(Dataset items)
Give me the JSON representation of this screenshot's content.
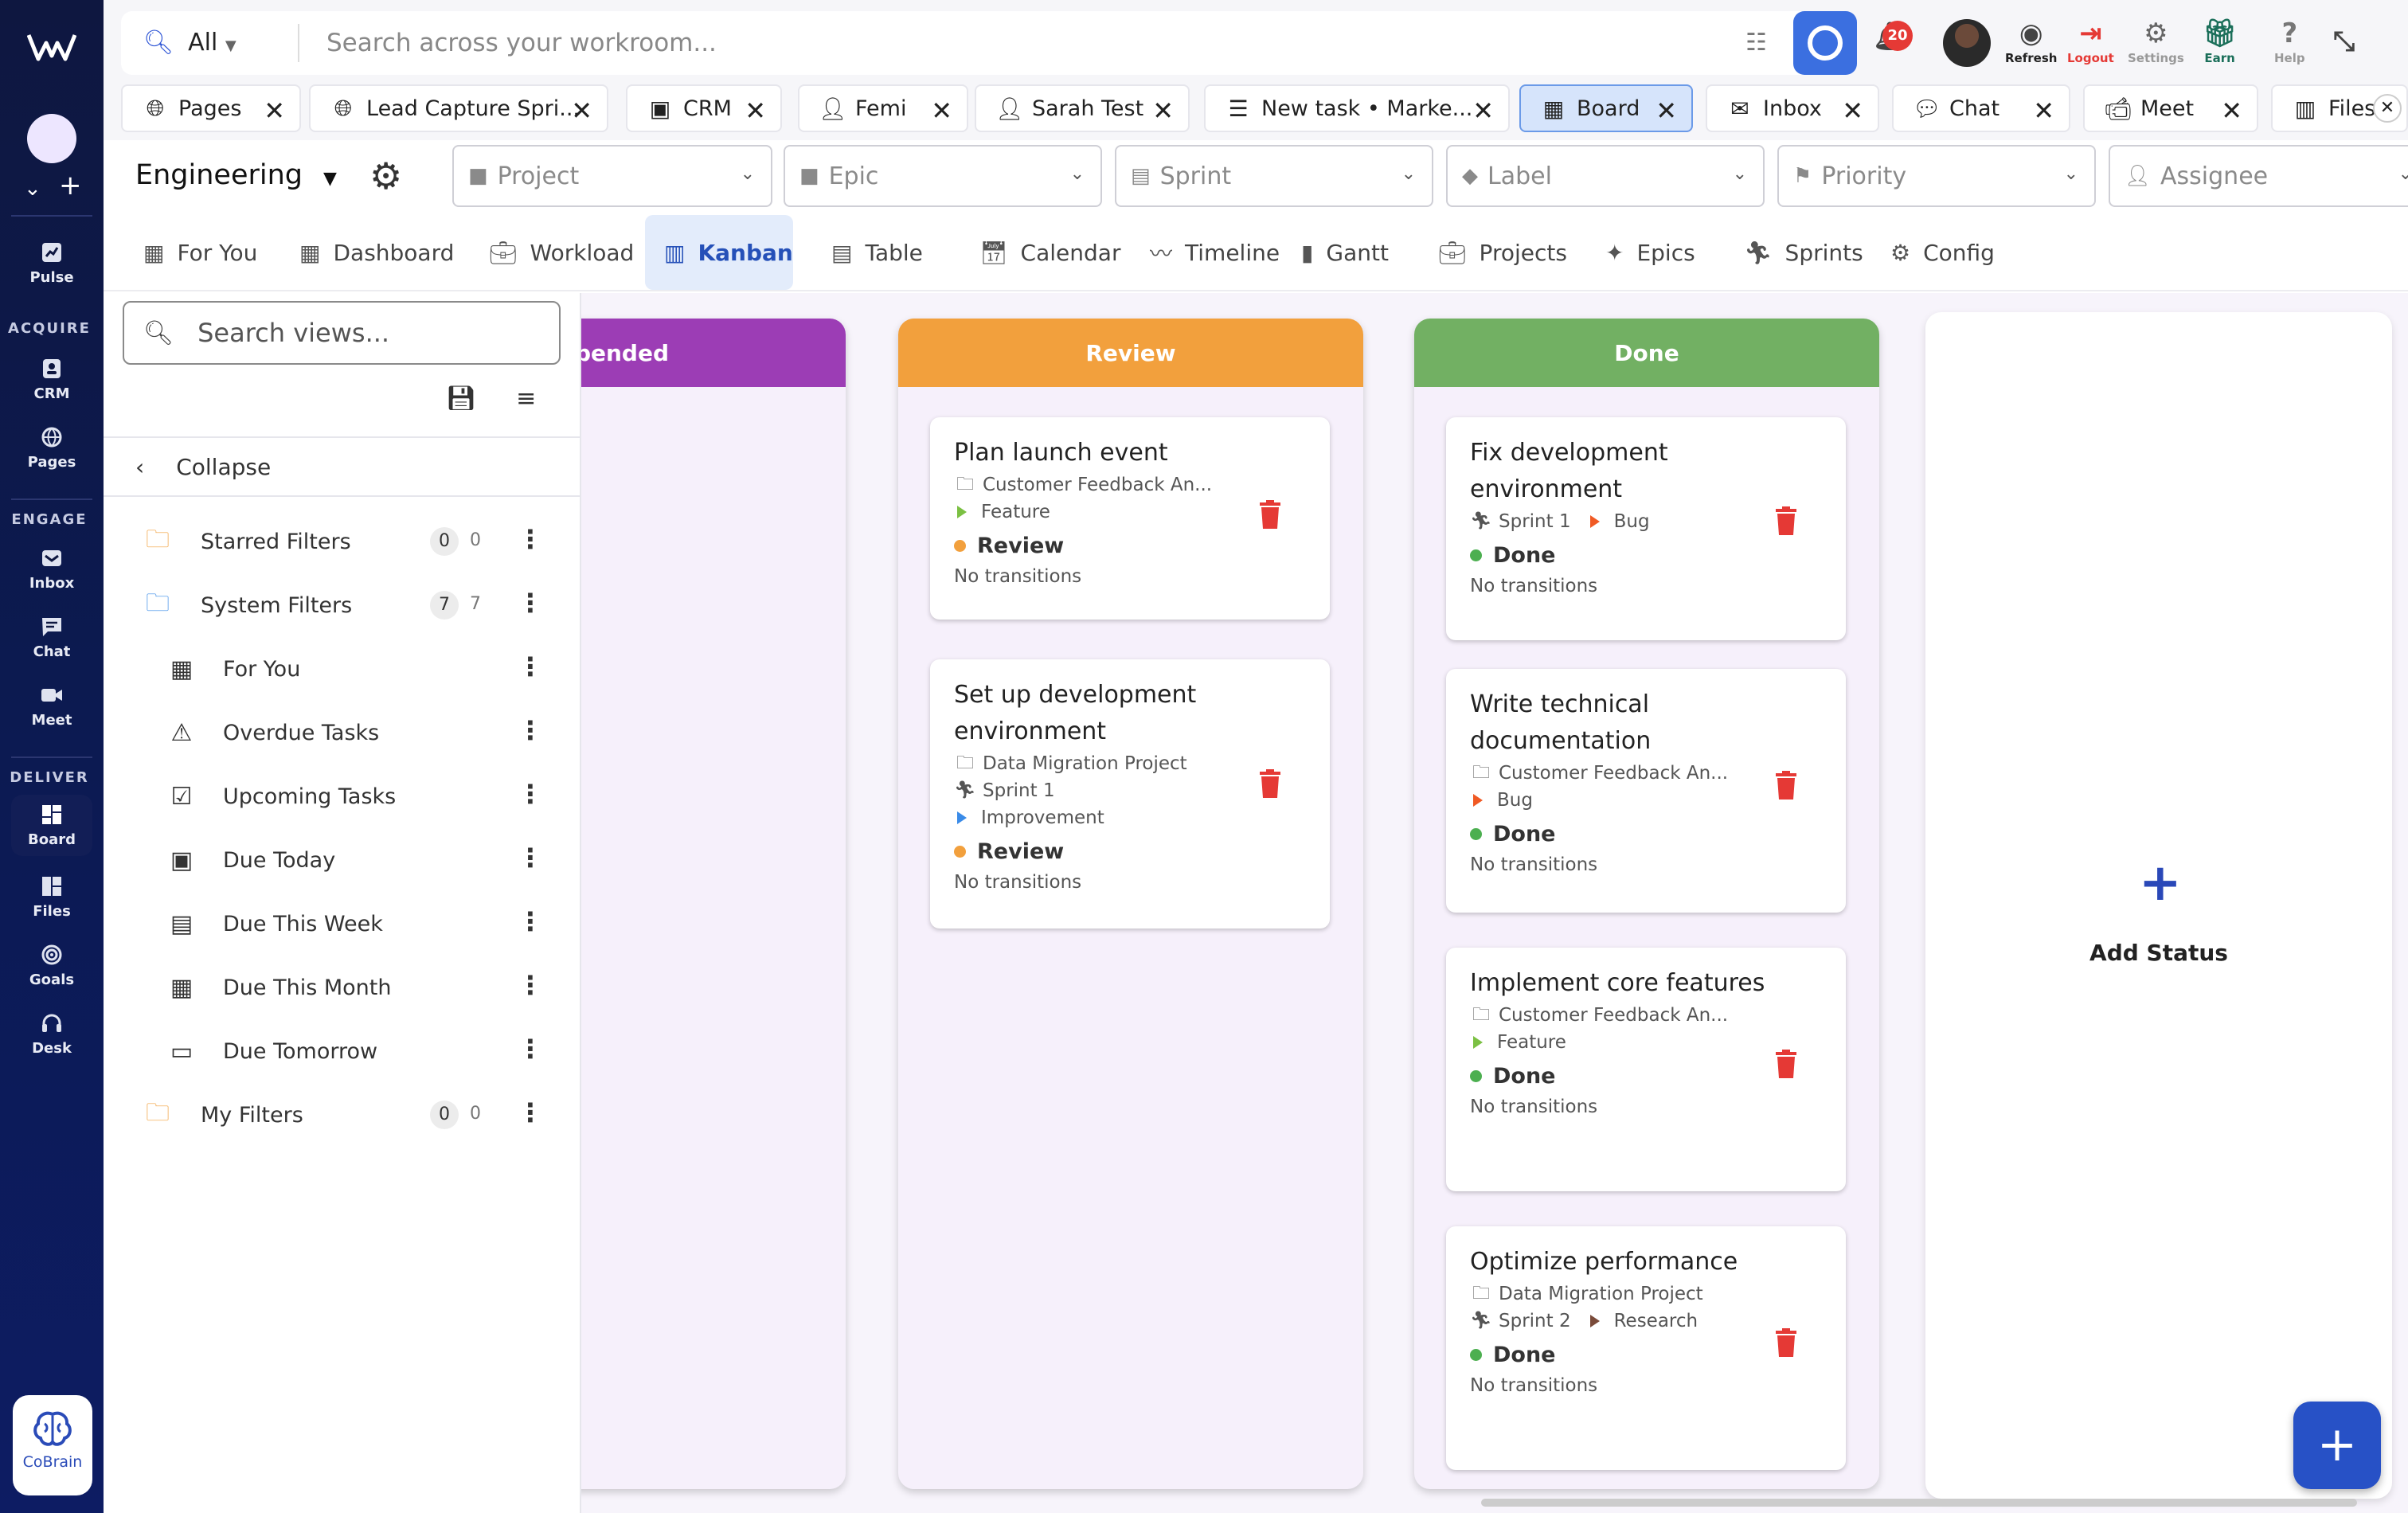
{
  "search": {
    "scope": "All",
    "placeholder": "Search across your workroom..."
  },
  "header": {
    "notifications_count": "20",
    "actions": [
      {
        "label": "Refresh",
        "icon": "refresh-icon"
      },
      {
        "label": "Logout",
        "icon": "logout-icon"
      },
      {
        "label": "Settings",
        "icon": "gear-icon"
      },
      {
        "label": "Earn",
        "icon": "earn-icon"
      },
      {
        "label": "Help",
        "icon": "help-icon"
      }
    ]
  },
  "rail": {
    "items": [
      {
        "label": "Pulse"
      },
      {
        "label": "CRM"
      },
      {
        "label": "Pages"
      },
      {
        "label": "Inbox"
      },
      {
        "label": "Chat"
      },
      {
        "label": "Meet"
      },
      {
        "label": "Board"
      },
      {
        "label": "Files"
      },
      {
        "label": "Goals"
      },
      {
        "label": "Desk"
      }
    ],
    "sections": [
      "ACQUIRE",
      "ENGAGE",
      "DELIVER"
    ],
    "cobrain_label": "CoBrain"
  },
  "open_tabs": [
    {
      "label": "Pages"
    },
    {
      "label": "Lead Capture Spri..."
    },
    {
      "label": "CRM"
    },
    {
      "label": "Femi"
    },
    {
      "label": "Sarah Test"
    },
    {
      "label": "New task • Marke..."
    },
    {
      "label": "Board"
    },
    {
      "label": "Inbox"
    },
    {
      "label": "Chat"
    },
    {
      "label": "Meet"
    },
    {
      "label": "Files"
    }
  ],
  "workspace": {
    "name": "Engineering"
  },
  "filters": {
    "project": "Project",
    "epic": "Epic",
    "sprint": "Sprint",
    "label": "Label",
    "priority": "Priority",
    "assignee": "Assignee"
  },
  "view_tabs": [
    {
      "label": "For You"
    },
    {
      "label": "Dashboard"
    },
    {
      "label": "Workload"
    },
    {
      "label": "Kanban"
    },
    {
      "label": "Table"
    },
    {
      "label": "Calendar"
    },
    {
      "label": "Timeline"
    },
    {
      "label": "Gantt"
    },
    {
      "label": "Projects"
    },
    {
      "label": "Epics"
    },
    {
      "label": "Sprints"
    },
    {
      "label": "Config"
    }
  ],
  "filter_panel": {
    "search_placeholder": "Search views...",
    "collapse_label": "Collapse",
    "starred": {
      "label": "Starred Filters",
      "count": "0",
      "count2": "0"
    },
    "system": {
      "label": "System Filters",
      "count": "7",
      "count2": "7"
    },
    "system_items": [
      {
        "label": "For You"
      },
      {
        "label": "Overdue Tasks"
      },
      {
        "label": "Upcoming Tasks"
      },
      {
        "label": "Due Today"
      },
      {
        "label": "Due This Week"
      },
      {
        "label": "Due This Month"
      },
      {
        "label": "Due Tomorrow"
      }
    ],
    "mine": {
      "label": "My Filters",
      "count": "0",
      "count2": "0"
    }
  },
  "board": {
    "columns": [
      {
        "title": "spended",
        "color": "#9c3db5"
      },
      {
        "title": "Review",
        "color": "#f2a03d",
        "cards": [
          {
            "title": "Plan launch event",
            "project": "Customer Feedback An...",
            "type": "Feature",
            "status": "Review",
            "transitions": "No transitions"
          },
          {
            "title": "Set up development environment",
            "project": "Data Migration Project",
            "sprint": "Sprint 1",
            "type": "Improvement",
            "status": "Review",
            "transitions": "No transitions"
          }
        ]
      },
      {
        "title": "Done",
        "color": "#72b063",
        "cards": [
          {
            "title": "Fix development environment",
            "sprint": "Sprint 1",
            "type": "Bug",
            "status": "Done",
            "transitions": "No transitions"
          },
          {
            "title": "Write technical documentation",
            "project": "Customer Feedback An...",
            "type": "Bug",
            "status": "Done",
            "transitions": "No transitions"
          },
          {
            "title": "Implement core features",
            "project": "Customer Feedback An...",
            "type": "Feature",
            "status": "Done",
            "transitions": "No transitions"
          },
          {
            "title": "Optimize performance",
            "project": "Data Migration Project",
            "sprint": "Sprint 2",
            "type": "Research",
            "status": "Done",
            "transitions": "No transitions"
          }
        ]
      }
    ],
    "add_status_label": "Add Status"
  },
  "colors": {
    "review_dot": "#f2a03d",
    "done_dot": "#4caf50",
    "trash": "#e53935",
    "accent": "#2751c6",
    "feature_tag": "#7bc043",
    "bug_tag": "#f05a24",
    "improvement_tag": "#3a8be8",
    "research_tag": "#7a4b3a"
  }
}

STATED GOAL ->
Pictures are excluded; copy all other data exactly as shown.

ANSWER TO THIS PROBLEM ->
Give me the JSON representation of this screenshot's content.
{
  "search": {
    "scope": "All",
    "placeholder": "Search across your workroom..."
  },
  "header": {
    "notifications_count": "20",
    "actions": [
      {
        "label": "Refresh",
        "icon": "refresh-icon"
      },
      {
        "label": "Logout",
        "icon": "logout-icon"
      },
      {
        "label": "Settings",
        "icon": "gear-icon"
      },
      {
        "label": "Earn",
        "icon": "earn-icon"
      },
      {
        "label": "Help",
        "icon": "help-icon"
      }
    ]
  },
  "rail": {
    "items": [
      {
        "label": "Pulse"
      },
      {
        "label": "CRM"
      },
      {
        "label": "Pages"
      },
      {
        "label": "Inbox"
      },
      {
        "label": "Chat"
      },
      {
        "label": "Meet"
      },
      {
        "label": "Board"
      },
      {
        "label": "Files"
      },
      {
        "label": "Goals"
      },
      {
        "label": "Desk"
      }
    ],
    "sections": [
      "ACQUIRE",
      "ENGAGE",
      "DELIVER"
    ],
    "cobrain_label": "CoBrain"
  },
  "open_tabs": [
    {
      "label": "Pages"
    },
    {
      "label": "Lead Capture Spri..."
    },
    {
      "label": "CRM"
    },
    {
      "label": "Femi"
    },
    {
      "label": "Sarah Test"
    },
    {
      "label": "New task • Marke..."
    },
    {
      "label": "Board"
    },
    {
      "label": "Inbox"
    },
    {
      "label": "Chat"
    },
    {
      "label": "Meet"
    },
    {
      "label": "Files"
    }
  ],
  "workspace": {
    "name": "Engineering"
  },
  "filters": {
    "project": "Project",
    "epic": "Epic",
    "sprint": "Sprint",
    "label": "Label",
    "priority": "Priority",
    "assignee": "Assignee"
  },
  "view_tabs": [
    {
      "label": "For You"
    },
    {
      "label": "Dashboard"
    },
    {
      "label": "Workload"
    },
    {
      "label": "Kanban"
    },
    {
      "label": "Table"
    },
    {
      "label": "Calendar"
    },
    {
      "label": "Timeline"
    },
    {
      "label": "Gantt"
    },
    {
      "label": "Projects"
    },
    {
      "label": "Epics"
    },
    {
      "label": "Sprints"
    },
    {
      "label": "Config"
    }
  ],
  "filter_panel": {
    "search_placeholder": "Search views...",
    "collapse_label": "Collapse",
    "starred": {
      "label": "Starred Filters",
      "count": "0",
      "count2": "0"
    },
    "system": {
      "label": "System Filters",
      "count": "7",
      "count2": "7"
    },
    "system_items": [
      {
        "label": "For You"
      },
      {
        "label": "Overdue Tasks"
      },
      {
        "label": "Upcoming Tasks"
      },
      {
        "label": "Due Today"
      },
      {
        "label": "Due This Week"
      },
      {
        "label": "Due This Month"
      },
      {
        "label": "Due Tomorrow"
      }
    ],
    "mine": {
      "label": "My Filters",
      "count": "0",
      "count2": "0"
    }
  },
  "board": {
    "columns": [
      {
        "title": "spended",
        "color": "#9c3db5"
      },
      {
        "title": "Review",
        "color": "#f2a03d",
        "cards": [
          {
            "title": "Plan launch event",
            "project": "Customer Feedback An...",
            "type": "Feature",
            "status": "Review",
            "transitions": "No transitions"
          },
          {
            "title": "Set up development environment",
            "project": "Data Migration Project",
            "sprint": "Sprint 1",
            "type": "Improvement",
            "status": "Review",
            "transitions": "No transitions"
          }
        ]
      },
      {
        "title": "Done",
        "color": "#72b063",
        "cards": [
          {
            "title": "Fix development environment",
            "sprint": "Sprint 1",
            "type": "Bug",
            "status": "Done",
            "transitions": "No transitions"
          },
          {
            "title": "Write technical documentation",
            "project": "Customer Feedback An...",
            "type": "Bug",
            "status": "Done",
            "transitions": "No transitions"
          },
          {
            "title": "Implement core features",
            "project": "Customer Feedback An...",
            "type": "Feature",
            "status": "Done",
            "transitions": "No transitions"
          },
          {
            "title": "Optimize performance",
            "project": "Data Migration Project",
            "sprint": "Sprint 2",
            "type": "Research",
            "status": "Done",
            "transitions": "No transitions"
          }
        ]
      }
    ],
    "add_status_label": "Add Status"
  },
  "colors": {
    "review_dot": "#f2a03d",
    "done_dot": "#4caf50",
    "trash": "#e53935",
    "accent": "#2751c6",
    "feature_tag": "#7bc043",
    "bug_tag": "#f05a24",
    "improvement_tag": "#3a8be8",
    "research_tag": "#7a4b3a"
  }
}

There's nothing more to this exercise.